:: Problem statement ::
The data below should be printed in full, exactly, and without any of its images.

Stored data entries:
## BEGIN

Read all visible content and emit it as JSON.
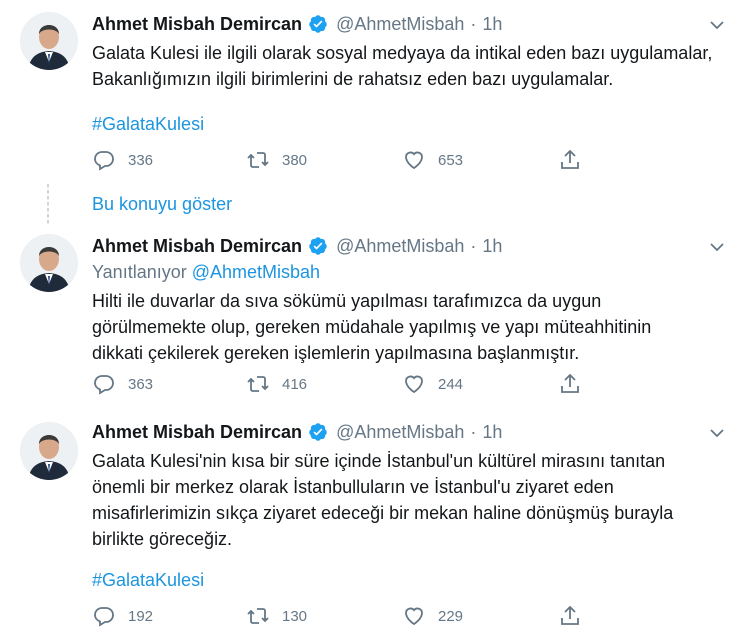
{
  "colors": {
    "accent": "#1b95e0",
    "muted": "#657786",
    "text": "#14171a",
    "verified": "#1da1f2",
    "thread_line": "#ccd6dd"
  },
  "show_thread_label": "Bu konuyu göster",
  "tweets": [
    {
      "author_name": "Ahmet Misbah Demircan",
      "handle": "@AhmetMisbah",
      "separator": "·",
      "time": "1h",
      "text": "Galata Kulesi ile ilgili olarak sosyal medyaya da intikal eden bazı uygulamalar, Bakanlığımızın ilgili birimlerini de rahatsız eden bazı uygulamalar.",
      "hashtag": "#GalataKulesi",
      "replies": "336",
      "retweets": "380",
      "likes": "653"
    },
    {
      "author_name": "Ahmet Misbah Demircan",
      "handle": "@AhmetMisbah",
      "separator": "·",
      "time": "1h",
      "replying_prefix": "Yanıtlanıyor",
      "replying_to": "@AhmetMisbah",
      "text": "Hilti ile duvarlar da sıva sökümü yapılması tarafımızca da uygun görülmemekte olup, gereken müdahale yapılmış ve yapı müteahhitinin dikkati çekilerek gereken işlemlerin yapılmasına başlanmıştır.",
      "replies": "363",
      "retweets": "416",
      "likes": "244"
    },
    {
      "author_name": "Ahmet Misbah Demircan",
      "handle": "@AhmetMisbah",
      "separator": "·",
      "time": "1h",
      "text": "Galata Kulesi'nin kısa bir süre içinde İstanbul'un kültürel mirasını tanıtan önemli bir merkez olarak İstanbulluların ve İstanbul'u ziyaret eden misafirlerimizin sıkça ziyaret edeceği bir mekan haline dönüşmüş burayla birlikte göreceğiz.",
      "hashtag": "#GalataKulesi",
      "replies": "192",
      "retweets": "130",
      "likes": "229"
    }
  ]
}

## END

:: Answer in full ::
Read all visible content and emit it as JSON.
{
  "colors": {
    "accent": "#1b95e0",
    "muted": "#657786",
    "text": "#14171a",
    "verified": "#1da1f2",
    "thread_line": "#ccd6dd"
  },
  "show_thread_label": "Bu konuyu göster",
  "tweets": [
    {
      "author_name": "Ahmet Misbah Demircan",
      "handle": "@AhmetMisbah",
      "separator": "·",
      "time": "1h",
      "text": "Galata Kulesi ile ilgili olarak sosyal medyaya da intikal eden bazı uygulamalar, Bakanlığımızın ilgili birimlerini de rahatsız eden bazı uygulamalar.",
      "hashtag": "#GalataKulesi",
      "replies": "336",
      "retweets": "380",
      "likes": "653"
    },
    {
      "author_name": "Ahmet Misbah Demircan",
      "handle": "@AhmetMisbah",
      "separator": "·",
      "time": "1h",
      "replying_prefix": "Yanıtlanıyor",
      "replying_to": "@AhmetMisbah",
      "text": "Hilti ile duvarlar da sıva sökümü yapılması tarafımızca da uygun görülmemekte olup, gereken müdahale yapılmış ve yapı müteahhitinin dikkati çekilerek gereken işlemlerin yapılmasına başlanmıştır.",
      "replies": "363",
      "retweets": "416",
      "likes": "244"
    },
    {
      "author_name": "Ahmet Misbah Demircan",
      "handle": "@AhmetMisbah",
      "separator": "·",
      "time": "1h",
      "text": "Galata Kulesi'nin kısa bir süre içinde İstanbul'un kültürel mirasını tanıtan önemli bir merkez olarak İstanbulluların ve İstanbul'u ziyaret eden misafirlerimizin sıkça ziyaret edeceği bir mekan haline dönüşmüş burayla birlikte göreceğiz.",
      "hashtag": "#GalataKulesi",
      "replies": "192",
      "retweets": "130",
      "likes": "229"
    }
  ]
}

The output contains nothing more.